Work through the data below and give the number of lines holding "TAIWAN", nothing more.
= = = = = = =
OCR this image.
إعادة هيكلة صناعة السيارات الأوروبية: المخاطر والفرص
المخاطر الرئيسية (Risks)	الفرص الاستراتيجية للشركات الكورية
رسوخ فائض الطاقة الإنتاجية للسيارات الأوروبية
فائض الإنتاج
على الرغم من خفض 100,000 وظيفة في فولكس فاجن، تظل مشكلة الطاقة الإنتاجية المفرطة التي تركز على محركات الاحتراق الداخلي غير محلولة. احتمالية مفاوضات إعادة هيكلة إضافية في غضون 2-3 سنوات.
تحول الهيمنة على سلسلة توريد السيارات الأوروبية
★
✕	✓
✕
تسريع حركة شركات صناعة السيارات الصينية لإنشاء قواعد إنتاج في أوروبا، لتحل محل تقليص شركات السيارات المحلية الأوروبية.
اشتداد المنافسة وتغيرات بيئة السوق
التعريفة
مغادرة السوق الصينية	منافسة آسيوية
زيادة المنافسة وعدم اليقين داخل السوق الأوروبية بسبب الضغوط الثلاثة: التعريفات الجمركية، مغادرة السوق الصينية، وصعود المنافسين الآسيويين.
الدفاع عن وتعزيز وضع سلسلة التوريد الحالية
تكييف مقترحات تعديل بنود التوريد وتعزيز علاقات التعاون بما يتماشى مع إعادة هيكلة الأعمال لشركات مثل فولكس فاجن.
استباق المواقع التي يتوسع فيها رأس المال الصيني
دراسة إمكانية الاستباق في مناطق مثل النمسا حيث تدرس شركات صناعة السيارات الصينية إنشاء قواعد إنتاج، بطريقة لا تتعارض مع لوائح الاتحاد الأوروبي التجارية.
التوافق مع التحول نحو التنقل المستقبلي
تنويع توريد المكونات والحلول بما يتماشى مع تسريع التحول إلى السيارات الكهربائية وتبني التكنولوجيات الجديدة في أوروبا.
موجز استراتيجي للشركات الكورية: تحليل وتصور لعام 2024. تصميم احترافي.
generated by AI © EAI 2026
= = = = = = =
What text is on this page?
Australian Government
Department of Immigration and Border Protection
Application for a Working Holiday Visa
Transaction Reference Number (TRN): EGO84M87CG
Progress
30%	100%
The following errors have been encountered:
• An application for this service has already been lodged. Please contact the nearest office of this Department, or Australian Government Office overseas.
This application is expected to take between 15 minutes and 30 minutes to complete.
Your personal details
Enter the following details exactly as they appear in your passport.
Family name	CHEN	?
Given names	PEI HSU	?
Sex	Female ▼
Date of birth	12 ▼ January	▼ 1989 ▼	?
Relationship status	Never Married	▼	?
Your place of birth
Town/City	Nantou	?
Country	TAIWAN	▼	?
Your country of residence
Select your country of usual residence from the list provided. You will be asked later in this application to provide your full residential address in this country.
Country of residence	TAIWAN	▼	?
= = = = = = =
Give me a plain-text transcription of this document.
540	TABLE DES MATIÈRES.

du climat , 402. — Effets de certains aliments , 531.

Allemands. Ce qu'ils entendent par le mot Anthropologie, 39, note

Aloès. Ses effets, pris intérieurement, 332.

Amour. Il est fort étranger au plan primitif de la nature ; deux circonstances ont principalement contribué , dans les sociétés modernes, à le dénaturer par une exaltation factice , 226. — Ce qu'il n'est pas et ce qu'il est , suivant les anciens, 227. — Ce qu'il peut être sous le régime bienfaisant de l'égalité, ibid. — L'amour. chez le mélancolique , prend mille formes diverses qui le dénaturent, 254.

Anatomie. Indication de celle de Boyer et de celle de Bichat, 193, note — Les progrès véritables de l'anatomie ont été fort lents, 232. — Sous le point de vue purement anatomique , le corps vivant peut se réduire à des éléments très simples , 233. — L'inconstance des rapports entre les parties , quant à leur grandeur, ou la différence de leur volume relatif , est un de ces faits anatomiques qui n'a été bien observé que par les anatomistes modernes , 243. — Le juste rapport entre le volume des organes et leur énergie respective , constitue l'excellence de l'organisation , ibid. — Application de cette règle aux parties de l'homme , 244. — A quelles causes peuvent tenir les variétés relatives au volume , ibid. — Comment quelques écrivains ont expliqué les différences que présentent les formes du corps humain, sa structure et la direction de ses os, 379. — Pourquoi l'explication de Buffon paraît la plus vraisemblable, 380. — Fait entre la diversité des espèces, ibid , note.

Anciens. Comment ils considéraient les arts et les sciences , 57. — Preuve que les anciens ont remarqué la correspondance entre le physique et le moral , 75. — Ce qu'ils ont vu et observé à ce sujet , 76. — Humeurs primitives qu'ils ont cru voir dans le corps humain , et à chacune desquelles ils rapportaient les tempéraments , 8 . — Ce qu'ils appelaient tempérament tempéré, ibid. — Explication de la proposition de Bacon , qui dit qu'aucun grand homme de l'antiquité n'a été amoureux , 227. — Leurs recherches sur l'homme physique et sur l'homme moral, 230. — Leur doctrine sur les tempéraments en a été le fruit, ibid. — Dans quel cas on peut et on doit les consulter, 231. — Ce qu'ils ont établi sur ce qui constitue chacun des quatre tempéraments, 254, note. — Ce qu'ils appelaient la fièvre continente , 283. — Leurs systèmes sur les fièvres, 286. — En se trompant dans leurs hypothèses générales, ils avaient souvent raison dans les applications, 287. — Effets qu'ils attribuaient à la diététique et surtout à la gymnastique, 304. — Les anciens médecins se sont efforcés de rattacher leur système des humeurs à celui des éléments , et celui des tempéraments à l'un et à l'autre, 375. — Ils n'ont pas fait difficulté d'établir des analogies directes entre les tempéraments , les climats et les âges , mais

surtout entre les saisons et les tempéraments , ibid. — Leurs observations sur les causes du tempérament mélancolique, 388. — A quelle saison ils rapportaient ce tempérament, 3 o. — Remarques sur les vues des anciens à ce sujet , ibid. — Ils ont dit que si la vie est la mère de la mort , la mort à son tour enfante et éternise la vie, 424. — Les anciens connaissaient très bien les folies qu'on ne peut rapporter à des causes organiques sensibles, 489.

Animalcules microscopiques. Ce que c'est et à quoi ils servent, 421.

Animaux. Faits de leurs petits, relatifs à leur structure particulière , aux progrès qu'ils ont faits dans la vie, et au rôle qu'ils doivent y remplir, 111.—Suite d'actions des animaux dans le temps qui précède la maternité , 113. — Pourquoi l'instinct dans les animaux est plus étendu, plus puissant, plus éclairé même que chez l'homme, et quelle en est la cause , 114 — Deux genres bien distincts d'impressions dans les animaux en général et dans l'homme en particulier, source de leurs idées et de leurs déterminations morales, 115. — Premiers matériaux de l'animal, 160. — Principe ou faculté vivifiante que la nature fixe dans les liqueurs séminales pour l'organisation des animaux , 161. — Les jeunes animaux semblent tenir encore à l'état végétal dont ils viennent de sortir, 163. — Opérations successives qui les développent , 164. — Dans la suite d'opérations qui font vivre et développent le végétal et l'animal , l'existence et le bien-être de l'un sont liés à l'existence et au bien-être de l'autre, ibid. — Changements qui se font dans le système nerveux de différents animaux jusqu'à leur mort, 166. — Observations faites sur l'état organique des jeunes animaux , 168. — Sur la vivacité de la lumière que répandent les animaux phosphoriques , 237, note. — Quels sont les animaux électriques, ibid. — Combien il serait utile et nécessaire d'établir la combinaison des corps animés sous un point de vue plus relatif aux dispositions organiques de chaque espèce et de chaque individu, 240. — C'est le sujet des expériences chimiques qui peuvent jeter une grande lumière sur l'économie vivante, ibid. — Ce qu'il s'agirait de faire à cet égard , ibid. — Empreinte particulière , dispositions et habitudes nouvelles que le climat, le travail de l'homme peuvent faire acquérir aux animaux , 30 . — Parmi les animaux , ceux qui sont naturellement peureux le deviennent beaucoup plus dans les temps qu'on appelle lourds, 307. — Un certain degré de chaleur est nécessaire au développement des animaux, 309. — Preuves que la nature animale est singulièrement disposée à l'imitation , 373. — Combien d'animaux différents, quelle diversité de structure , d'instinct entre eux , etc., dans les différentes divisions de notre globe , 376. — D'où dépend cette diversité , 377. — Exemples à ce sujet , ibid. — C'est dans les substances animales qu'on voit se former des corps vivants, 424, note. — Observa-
= = = = = = =
SOLUTION TO THIS TASK: 2